Records from a data source
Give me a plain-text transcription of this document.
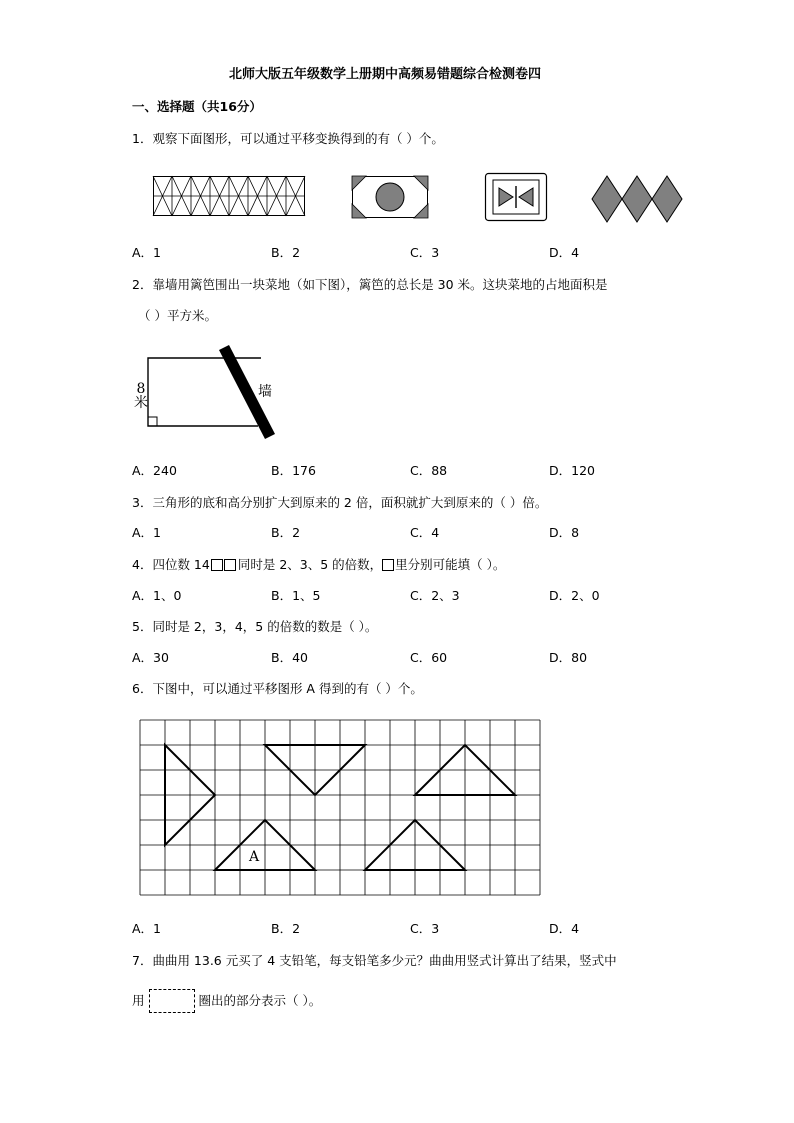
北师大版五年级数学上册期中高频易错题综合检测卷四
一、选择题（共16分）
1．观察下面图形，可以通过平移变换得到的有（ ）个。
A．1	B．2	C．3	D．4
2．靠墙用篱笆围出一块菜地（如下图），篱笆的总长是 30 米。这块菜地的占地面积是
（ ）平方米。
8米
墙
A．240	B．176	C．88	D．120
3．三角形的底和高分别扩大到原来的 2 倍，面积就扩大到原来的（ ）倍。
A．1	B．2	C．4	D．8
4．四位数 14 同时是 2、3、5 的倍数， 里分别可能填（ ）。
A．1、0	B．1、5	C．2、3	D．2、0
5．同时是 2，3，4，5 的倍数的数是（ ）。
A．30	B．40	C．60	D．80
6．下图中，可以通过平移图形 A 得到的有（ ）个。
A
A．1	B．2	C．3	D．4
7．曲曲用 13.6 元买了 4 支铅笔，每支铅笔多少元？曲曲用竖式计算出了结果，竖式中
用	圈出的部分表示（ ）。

_INSTRUCTIONS TO FOLLOW_
From the records given above, reproduce all text exactly and exclude each picture.

_COMPLETE RESPONSE_
Give me a plain-text transcription of this document.
北师大版五年级数学上册期中高频易错题综合检测卷四
一、选择题（共16分）
1．观察下面图形，可以通过平移变换得到的有（ ）个。
A．1	B．2	C．3	D．4
2．靠墙用篱笆围出一块菜地（如下图），篱笆的总长是 30 米。这块菜地的占地面积是
（ ）平方米。
8米
墙
A．240	B．176	C．88	D．120
3．三角形的底和高分别扩大到原来的 2 倍，面积就扩大到原来的（ ）倍。
A．1	B．2	C．4	D．8
4．四位数 14 同时是 2、3、5 的倍数， 里分别可能填（ ）。
A．1、0	B．1、5	C．2、3	D．2、0
5．同时是 2，3，4，5 的倍数的数是（ ）。
A．30	B．40	C．60	D．80
6．下图中，可以通过平移图形 A 得到的有（ ）个。
A
A．1	B．2	C．3	D．4
7．曲曲用 13.6 元买了 4 支铅笔，每支铅笔多少元？曲曲用竖式计算出了结果，竖式中
用	圈出的部分表示（ ）。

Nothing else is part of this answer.